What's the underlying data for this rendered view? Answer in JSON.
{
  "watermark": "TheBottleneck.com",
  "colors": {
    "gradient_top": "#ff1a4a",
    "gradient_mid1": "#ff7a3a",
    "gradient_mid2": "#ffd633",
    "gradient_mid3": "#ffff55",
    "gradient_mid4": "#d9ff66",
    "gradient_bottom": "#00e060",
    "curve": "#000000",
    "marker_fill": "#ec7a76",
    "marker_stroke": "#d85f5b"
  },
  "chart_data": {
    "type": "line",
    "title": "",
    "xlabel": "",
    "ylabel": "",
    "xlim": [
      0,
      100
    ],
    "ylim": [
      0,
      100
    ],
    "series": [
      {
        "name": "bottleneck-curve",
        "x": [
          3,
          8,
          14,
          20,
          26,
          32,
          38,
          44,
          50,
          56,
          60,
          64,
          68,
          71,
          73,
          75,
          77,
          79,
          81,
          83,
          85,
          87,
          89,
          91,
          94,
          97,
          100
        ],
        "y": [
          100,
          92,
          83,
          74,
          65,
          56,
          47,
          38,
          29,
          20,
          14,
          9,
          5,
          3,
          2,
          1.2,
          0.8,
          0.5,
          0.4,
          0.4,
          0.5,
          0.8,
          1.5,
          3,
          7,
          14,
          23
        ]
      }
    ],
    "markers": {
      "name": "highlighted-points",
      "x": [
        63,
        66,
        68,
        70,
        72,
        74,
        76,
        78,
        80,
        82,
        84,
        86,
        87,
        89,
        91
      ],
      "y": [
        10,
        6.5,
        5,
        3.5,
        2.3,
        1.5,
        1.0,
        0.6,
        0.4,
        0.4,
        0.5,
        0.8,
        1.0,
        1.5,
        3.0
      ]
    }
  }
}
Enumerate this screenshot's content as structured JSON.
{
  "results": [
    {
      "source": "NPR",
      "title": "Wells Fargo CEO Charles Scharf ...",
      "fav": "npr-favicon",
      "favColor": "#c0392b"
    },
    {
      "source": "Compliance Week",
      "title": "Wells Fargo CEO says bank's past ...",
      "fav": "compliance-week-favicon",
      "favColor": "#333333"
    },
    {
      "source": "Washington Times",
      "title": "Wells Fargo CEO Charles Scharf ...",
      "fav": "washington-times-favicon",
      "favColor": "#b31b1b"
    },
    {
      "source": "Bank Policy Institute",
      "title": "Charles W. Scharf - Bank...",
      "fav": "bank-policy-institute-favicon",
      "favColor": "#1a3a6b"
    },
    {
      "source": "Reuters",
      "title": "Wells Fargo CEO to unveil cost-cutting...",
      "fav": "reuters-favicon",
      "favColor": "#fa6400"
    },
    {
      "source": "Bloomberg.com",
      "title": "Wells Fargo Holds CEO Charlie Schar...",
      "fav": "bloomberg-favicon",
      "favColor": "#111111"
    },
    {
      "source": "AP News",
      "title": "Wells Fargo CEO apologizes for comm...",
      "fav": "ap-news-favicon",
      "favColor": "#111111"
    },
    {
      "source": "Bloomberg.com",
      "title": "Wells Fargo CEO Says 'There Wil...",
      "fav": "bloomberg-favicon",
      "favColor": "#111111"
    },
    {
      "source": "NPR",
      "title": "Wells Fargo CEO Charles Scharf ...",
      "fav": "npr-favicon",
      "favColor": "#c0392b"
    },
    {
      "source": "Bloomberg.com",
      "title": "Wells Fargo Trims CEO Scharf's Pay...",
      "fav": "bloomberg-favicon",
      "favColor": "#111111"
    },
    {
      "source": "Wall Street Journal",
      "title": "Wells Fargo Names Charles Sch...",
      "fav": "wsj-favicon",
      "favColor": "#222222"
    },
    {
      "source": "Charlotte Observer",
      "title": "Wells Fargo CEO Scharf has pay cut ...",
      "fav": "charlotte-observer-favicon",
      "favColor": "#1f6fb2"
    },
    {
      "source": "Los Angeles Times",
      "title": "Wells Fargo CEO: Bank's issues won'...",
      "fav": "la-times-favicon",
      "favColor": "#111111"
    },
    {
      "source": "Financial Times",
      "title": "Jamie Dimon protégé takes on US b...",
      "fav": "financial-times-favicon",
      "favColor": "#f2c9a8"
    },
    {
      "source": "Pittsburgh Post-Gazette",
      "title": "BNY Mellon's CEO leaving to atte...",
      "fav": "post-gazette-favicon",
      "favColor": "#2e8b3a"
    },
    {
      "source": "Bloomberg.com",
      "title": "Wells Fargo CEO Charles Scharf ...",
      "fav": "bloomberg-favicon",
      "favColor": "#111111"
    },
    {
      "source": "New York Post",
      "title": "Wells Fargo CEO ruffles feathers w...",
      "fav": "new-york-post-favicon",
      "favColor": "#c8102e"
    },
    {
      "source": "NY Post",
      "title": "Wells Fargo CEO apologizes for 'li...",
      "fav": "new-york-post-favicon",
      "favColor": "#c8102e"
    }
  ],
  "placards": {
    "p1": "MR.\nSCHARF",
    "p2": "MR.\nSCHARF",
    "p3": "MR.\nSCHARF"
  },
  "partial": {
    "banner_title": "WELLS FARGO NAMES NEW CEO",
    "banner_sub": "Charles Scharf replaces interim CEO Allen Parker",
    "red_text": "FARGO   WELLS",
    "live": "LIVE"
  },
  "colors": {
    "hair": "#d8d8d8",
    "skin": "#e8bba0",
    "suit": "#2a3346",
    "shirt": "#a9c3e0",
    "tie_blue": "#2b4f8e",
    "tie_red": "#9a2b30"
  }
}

========

▶ _STATED TASK_:
Go through the records above, find every line with the word "JSON", and list those lines.

▶ _RESPONSE TO THIS TASK_:
What's the underlying data for this rendered view? Answer in JSON.
Enumerate this screenshot's content as structured JSON.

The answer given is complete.